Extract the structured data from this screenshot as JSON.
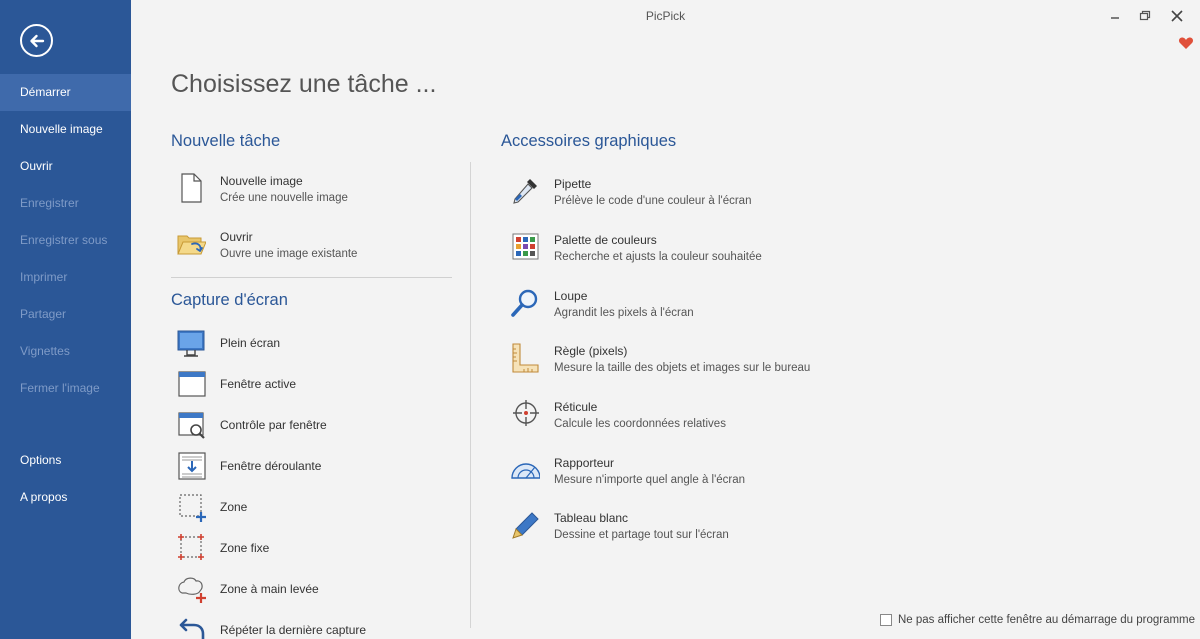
{
  "window": {
    "title": "PicPick"
  },
  "sidebar": {
    "items": [
      {
        "label": "Démarrer",
        "state": "active"
      },
      {
        "label": "Nouvelle image",
        "state": "enabled"
      },
      {
        "label": "Ouvrir",
        "state": "enabled"
      },
      {
        "label": "Enregistrer",
        "state": "disabled"
      },
      {
        "label": "Enregistrer sous",
        "state": "disabled"
      },
      {
        "label": "Imprimer",
        "state": "disabled"
      },
      {
        "label": "Partager",
        "state": "disabled"
      },
      {
        "label": "Vignettes",
        "state": "disabled"
      },
      {
        "label": "Fermer l'image",
        "state": "disabled"
      }
    ],
    "bottom_items": [
      {
        "label": "Options"
      },
      {
        "label": "A propos"
      }
    ]
  },
  "main": {
    "heading": "Choisissez une tâche ...",
    "new_task": {
      "title": "Nouvelle tâche",
      "items": [
        {
          "label": "Nouvelle image",
          "desc": "Crée une nouvelle image",
          "icon": "new-file-icon"
        },
        {
          "label": "Ouvrir",
          "desc": "Ouvre une image existante",
          "icon": "open-folder-icon"
        }
      ]
    },
    "capture": {
      "title": "Capture d'écran",
      "items": [
        {
          "label": "Plein écran",
          "icon": "monitor-icon"
        },
        {
          "label": "Fenêtre active",
          "icon": "window-icon"
        },
        {
          "label": "Contrôle par fenêtre",
          "icon": "window-magnify-icon"
        },
        {
          "label": "Fenêtre déroulante",
          "icon": "scroll-window-icon"
        },
        {
          "label": "Zone",
          "icon": "region-icon"
        },
        {
          "label": "Zone fixe",
          "icon": "fixed-region-icon"
        },
        {
          "label": "Zone à main levée",
          "icon": "freehand-icon"
        },
        {
          "label": "Répéter la dernière capture",
          "icon": "repeat-icon"
        }
      ]
    },
    "accessories": {
      "title": "Accessoires graphiques",
      "items": [
        {
          "label": "Pipette",
          "desc": "Prélève le code d'une couleur à l'écran",
          "icon": "eyedropper-icon"
        },
        {
          "label": "Palette de couleurs",
          "desc": "Recherche et ajusts la couleur souhaitée",
          "icon": "palette-icon"
        },
        {
          "label": "Loupe",
          "desc": "Agrandit les pixels à l'écran",
          "icon": "magnifier-icon"
        },
        {
          "label": "Règle (pixels)",
          "desc": "Mesure la taille des objets et images sur le bureau",
          "icon": "ruler-icon"
        },
        {
          "label": "Réticule",
          "desc": "Calcule les coordonnées relatives",
          "icon": "crosshair-icon"
        },
        {
          "label": "Rapporteur",
          "desc": "Mesure n'importe quel angle à l'écran",
          "icon": "protractor-icon"
        },
        {
          "label": "Tableau blanc",
          "desc": "Dessine et partage tout sur l'écran",
          "icon": "pen-icon"
        }
      ]
    }
  },
  "footer": {
    "checkbox_label": "Ne pas afficher cette fenêtre au démarrage du programme",
    "checked": false
  },
  "colors": {
    "sidebar_bg": "#2b5797",
    "sidebar_active": "#3f6aab",
    "accent_blue": "#2b5797",
    "heart": "#e0503a"
  }
}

___

-- Required task --
Set down the material above as is, without any pictures.

-- In response --
Extract the structured data from this screenshot as JSON.
{
  "window": {
    "title": "PicPick"
  },
  "sidebar": {
    "items": [
      {
        "label": "Démarrer",
        "state": "active"
      },
      {
        "label": "Nouvelle image",
        "state": "enabled"
      },
      {
        "label": "Ouvrir",
        "state": "enabled"
      },
      {
        "label": "Enregistrer",
        "state": "disabled"
      },
      {
        "label": "Enregistrer sous",
        "state": "disabled"
      },
      {
        "label": "Imprimer",
        "state": "disabled"
      },
      {
        "label": "Partager",
        "state": "disabled"
      },
      {
        "label": "Vignettes",
        "state": "disabled"
      },
      {
        "label": "Fermer l'image",
        "state": "disabled"
      }
    ],
    "bottom_items": [
      {
        "label": "Options"
      },
      {
        "label": "A propos"
      }
    ]
  },
  "main": {
    "heading": "Choisissez une tâche ...",
    "new_task": {
      "title": "Nouvelle tâche",
      "items": [
        {
          "label": "Nouvelle image",
          "desc": "Crée une nouvelle image",
          "icon": "new-file-icon"
        },
        {
          "label": "Ouvrir",
          "desc": "Ouvre une image existante",
          "icon": "open-folder-icon"
        }
      ]
    },
    "capture": {
      "title": "Capture d'écran",
      "items": [
        {
          "label": "Plein écran",
          "icon": "monitor-icon"
        },
        {
          "label": "Fenêtre active",
          "icon": "window-icon"
        },
        {
          "label": "Contrôle par fenêtre",
          "icon": "window-magnify-icon"
        },
        {
          "label": "Fenêtre déroulante",
          "icon": "scroll-window-icon"
        },
        {
          "label": "Zone",
          "icon": "region-icon"
        },
        {
          "label": "Zone fixe",
          "icon": "fixed-region-icon"
        },
        {
          "label": "Zone à main levée",
          "icon": "freehand-icon"
        },
        {
          "label": "Répéter la dernière capture",
          "icon": "repeat-icon"
        }
      ]
    },
    "accessories": {
      "title": "Accessoires graphiques",
      "items": [
        {
          "label": "Pipette",
          "desc": "Prélève le code d'une couleur à l'écran",
          "icon": "eyedropper-icon"
        },
        {
          "label": "Palette de couleurs",
          "desc": "Recherche et ajusts la couleur souhaitée",
          "icon": "palette-icon"
        },
        {
          "label": "Loupe",
          "desc": "Agrandit les pixels à l'écran",
          "icon": "magnifier-icon"
        },
        {
          "label": "Règle (pixels)",
          "desc": "Mesure la taille des objets et images sur le bureau",
          "icon": "ruler-icon"
        },
        {
          "label": "Réticule",
          "desc": "Calcule les coordonnées relatives",
          "icon": "crosshair-icon"
        },
        {
          "label": "Rapporteur",
          "desc": "Mesure n'importe quel angle à l'écran",
          "icon": "protractor-icon"
        },
        {
          "label": "Tableau blanc",
          "desc": "Dessine et partage tout sur l'écran",
          "icon": "pen-icon"
        }
      ]
    }
  },
  "footer": {
    "checkbox_label": "Ne pas afficher cette fenêtre au démarrage du programme",
    "checked": false
  },
  "colors": {
    "sidebar_bg": "#2b5797",
    "sidebar_active": "#3f6aab",
    "accent_blue": "#2b5797",
    "heart": "#e0503a"
  }
}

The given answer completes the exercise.